(Item position entries)
───

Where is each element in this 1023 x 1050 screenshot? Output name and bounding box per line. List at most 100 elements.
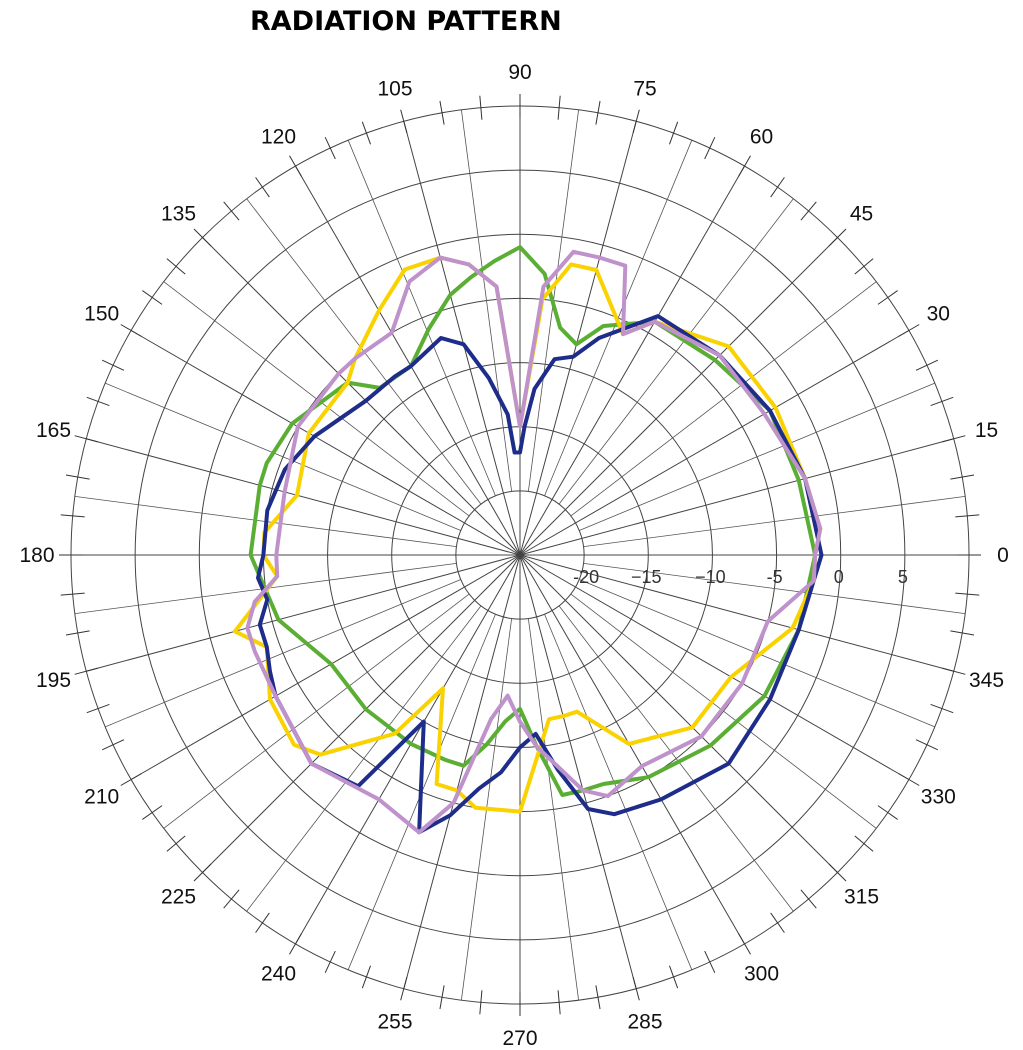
- outer-tick: [557, 990, 561, 1015]
- angle-label: 165: [36, 419, 71, 442]
- grid-spoke: [519, 554, 954, 672]
- grid-spoke: [130, 554, 521, 780]
- grid-spoke: [519, 121, 637, 556]
- angle-label: 270: [502, 1027, 537, 1050]
- angle-label: 30: [927, 303, 950, 326]
- series-line-3: [245, 249, 823, 835]
- outer-tick: [915, 359, 939, 371]
- outer-tick: [915, 739, 939, 751]
- outer-tick: [166, 835, 186, 852]
- grid-spoke: [202, 237, 521, 556]
- grid-spoke-minor: [558, 605, 794, 912]
- outer-tick: [595, 100, 601, 125]
- grid-spoke-minor: [583, 562, 966, 615]
- outer-tick: [86, 703, 110, 714]
- angle-label: 330: [921, 786, 956, 809]
- angle-label: 240: [261, 962, 296, 985]
- outer-tick: [941, 435, 966, 443]
- outer-tick: [361, 965, 372, 989]
- outer-tick: [877, 805, 898, 820]
- outer-tick: [632, 976, 640, 1001]
- grid-spoke-minor: [579, 382, 935, 531]
- outer-tick: [324, 136, 336, 160]
- grid-spoke: [130, 330, 521, 556]
- grid-spoke-minor: [544, 614, 693, 970]
- outer-tick: [595, 985, 601, 1010]
- polar-labels: 0 15 30 45 60 75 90 105 120 135 150 165 180 195 210 225…: [19, 61, 1008, 1050]
- angle-label: 75: [633, 78, 656, 101]
- angle-label: 90: [508, 61, 531, 84]
- angle-label: 60: [750, 126, 773, 149]
- outer-tick: [930, 396, 954, 407]
- outer-tick: [479, 95, 483, 120]
- outer-tick: [400, 976, 408, 1001]
- outer-tick: [828, 228, 847, 247]
- outer-tick: [255, 912, 270, 933]
- grid-spoke: [202, 554, 521, 873]
- grid-spoke: [519, 554, 838, 873]
- outer-tick: [324, 950, 336, 974]
- grid-spoke-minor: [105, 579, 461, 728]
- grid-spoke: [519, 554, 745, 945]
- outer-tick: [60, 514, 85, 518]
- outer-tick: [854, 258, 874, 275]
- polar-grid: [59, 94, 981, 1016]
- outer-tick: [941, 667, 966, 675]
- grid-spoke: [295, 554, 521, 945]
- grid-spoke: [519, 165, 745, 556]
- grid-spoke-minor: [105, 382, 461, 531]
- outer-tick: [738, 155, 751, 177]
- outer-tick: [439, 985, 445, 1010]
- outer-tick: [120, 324, 142, 337]
- outer-tick: [898, 324, 920, 337]
- outer-tick: [65, 630, 90, 636]
- grid-spoke-minor: [583, 495, 966, 548]
- grid-spoke: [86, 554, 521, 672]
- angle-label: 195: [36, 669, 71, 692]
- grid-spoke: [519, 237, 838, 556]
- grid-spoke-minor: [246, 605, 482, 912]
- outer-tick: [950, 630, 975, 636]
- grid-spoke: [519, 330, 910, 556]
- outer-tick: [223, 889, 240, 909]
- angle-label: 225: [161, 886, 196, 909]
- chart-title: RADIATION PATTERN: [250, 6, 562, 37]
- angle-label: 45: [850, 203, 873, 226]
- outer-tick: [166, 258, 186, 275]
- angle-label: 105: [377, 78, 412, 101]
- angle-label: 150: [84, 303, 119, 326]
- grid-spoke: [519, 438, 954, 556]
- outer-tick: [854, 835, 874, 852]
- grid-spoke-minor: [570, 593, 877, 829]
- grid-spoke-minor: [163, 593, 470, 829]
- outer-tick: [704, 136, 716, 160]
- polar-series-group: [233, 245, 824, 835]
- grid-spoke-minor: [558, 198, 794, 505]
- angle-label: 0: [997, 544, 1009, 567]
- outer-tick: [955, 592, 980, 596]
- outer-tick: [877, 290, 898, 305]
- outer-tick: [557, 95, 561, 120]
- radial-label: −15: [631, 567, 662, 587]
- outer-tick: [828, 863, 847, 882]
- grid-spoke-minor: [163, 281, 470, 517]
- outer-tick: [800, 889, 817, 909]
- outer-tick: [74, 435, 99, 443]
- grid-spoke: [403, 554, 521, 989]
- outer-tick: [704, 950, 716, 974]
- angle-label: 300: [744, 962, 779, 985]
- grid-spoke: [86, 438, 521, 556]
- outer-tick: [289, 933, 302, 955]
- grid-spoke-minor: [460, 109, 513, 492]
- outer-tick: [142, 290, 163, 305]
- radial-label: 0: [834, 567, 844, 587]
- outer-tick: [101, 359, 125, 371]
- grid-spoke-minor: [570, 281, 877, 517]
- outer-tick: [479, 990, 483, 1015]
- outer-tick: [400, 109, 408, 134]
- angle-label: 285: [627, 1011, 662, 1034]
- radial-label: 5: [898, 567, 908, 587]
- series-line-2: [256, 314, 824, 835]
- angle-label: 15: [975, 419, 998, 442]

───

Copy the data above line for line with no changes, leaving out the pictures.

• Right answer:
Where is each element in this 1023 x 1050 screenshot? Output name and bounding box per line. List at most 100 elements.
- outer-tick: [557, 990, 561, 1015]
- angle-label: 165: [36, 419, 71, 442]
- grid-spoke: [519, 554, 954, 672]
- grid-spoke: [130, 554, 521, 780]
- grid-spoke: [519, 121, 637, 556]
- angle-label: 270: [502, 1027, 537, 1050]
- angle-label: 30: [927, 303, 950, 326]
- series-line-3: [245, 249, 823, 835]
- outer-tick: [915, 359, 939, 371]
- outer-tick: [915, 739, 939, 751]
- outer-tick: [166, 835, 186, 852]
- grid-spoke: [202, 237, 521, 556]
- grid-spoke-minor: [558, 605, 794, 912]
- outer-tick: [595, 100, 601, 125]
- grid-spoke-minor: [583, 562, 966, 615]
- outer-tick: [86, 703, 110, 714]
- angle-label: 330: [921, 786, 956, 809]
- angle-label: 240: [261, 962, 296, 985]
- outer-tick: [941, 435, 966, 443]
- outer-tick: [361, 965, 372, 989]
- outer-tick: [877, 805, 898, 820]
- outer-tick: [632, 976, 640, 1001]
- grid-spoke-minor: [579, 382, 935, 531]
- outer-tick: [324, 136, 336, 160]
- grid-spoke: [130, 330, 521, 556]
- grid-spoke-minor: [544, 614, 693, 970]
- outer-tick: [595, 985, 601, 1010]
- polar-labels: 0 15 30 45 60 75 90 105 120 135 150 165 180 195 210 225…: [19, 61, 1008, 1050]
- angle-label: 75: [633, 78, 656, 101]
- angle-label: 90: [508, 61, 531, 84]
- angle-label: 60: [750, 126, 773, 149]
- outer-tick: [930, 396, 954, 407]
- outer-tick: [479, 95, 483, 120]
- outer-tick: [400, 976, 408, 1001]
- outer-tick: [828, 228, 847, 247]
- outer-tick: [255, 912, 270, 933]
- grid-spoke: [202, 554, 521, 873]
- grid-spoke: [519, 554, 838, 873]
- outer-tick: [324, 950, 336, 974]
- grid-spoke-minor: [105, 579, 461, 728]
- grid-spoke: [519, 554, 745, 945]
- outer-tick: [60, 514, 85, 518]
- outer-tick: [854, 258, 874, 275]
- polar-grid: [59, 94, 981, 1016]
- outer-tick: [941, 667, 966, 675]
- grid-spoke: [295, 554, 521, 945]
- grid-spoke: [519, 165, 745, 556]
- grid-spoke-minor: [105, 382, 461, 531]
- outer-tick: [738, 155, 751, 177]
- outer-tick: [439, 985, 445, 1010]
- outer-tick: [120, 324, 142, 337]
- outer-tick: [898, 324, 920, 337]
- outer-tick: [65, 630, 90, 636]
- grid-spoke-minor: [583, 495, 966, 548]
- grid-spoke: [86, 554, 521, 672]
- angle-label: 195: [36, 669, 71, 692]
- grid-spoke: [519, 237, 838, 556]
- grid-spoke-minor: [246, 605, 482, 912]
- outer-tick: [950, 630, 975, 636]
- grid-spoke: [519, 330, 910, 556]
- outer-tick: [223, 889, 240, 909]
- angle-label: 225: [161, 886, 196, 909]
- chart-title: RADIATION PATTERN: [250, 6, 562, 37]
- angle-label: 45: [850, 203, 873, 226]
- outer-tick: [166, 258, 186, 275]
- angle-label: 105: [377, 78, 412, 101]
- angle-label: 150: [84, 303, 119, 326]
- grid-spoke: [519, 438, 954, 556]
- outer-tick: [854, 835, 874, 852]
- grid-spoke-minor: [570, 593, 877, 829]
- grid-spoke-minor: [163, 593, 470, 829]
- outer-tick: [704, 136, 716, 160]
- polar-series-group: [233, 245, 824, 835]
- grid-spoke-minor: [558, 198, 794, 505]
- angle-label: 0: [997, 544, 1009, 567]
- outer-tick: [955, 592, 980, 596]
- outer-tick: [877, 290, 898, 305]
- outer-tick: [557, 95, 561, 120]
- radial-label: −15: [631, 567, 662, 587]
- outer-tick: [828, 863, 847, 882]
- grid-spoke-minor: [163, 281, 470, 517]
- outer-tick: [800, 889, 817, 909]
- outer-tick: [74, 435, 99, 443]
- grid-spoke: [403, 554, 521, 989]
- outer-tick: [704, 950, 716, 974]
- angle-label: 300: [744, 962, 779, 985]
- grid-spoke: [86, 438, 521, 556]
- outer-tick: [289, 933, 302, 955]
- grid-spoke-minor: [460, 109, 513, 492]
- outer-tick: [142, 290, 163, 305]
- radial-label: 0: [834, 567, 844, 587]
- outer-tick: [101, 359, 125, 371]
- grid-spoke-minor: [570, 281, 877, 517]
- outer-tick: [479, 990, 483, 1015]
- outer-tick: [400, 109, 408, 134]
- angle-label: 285: [627, 1011, 662, 1034]
- radial-label: 5: [898, 567, 908, 587]
- series-line-2: [256, 314, 824, 835]
- angle-label: 15: [975, 419, 998, 442]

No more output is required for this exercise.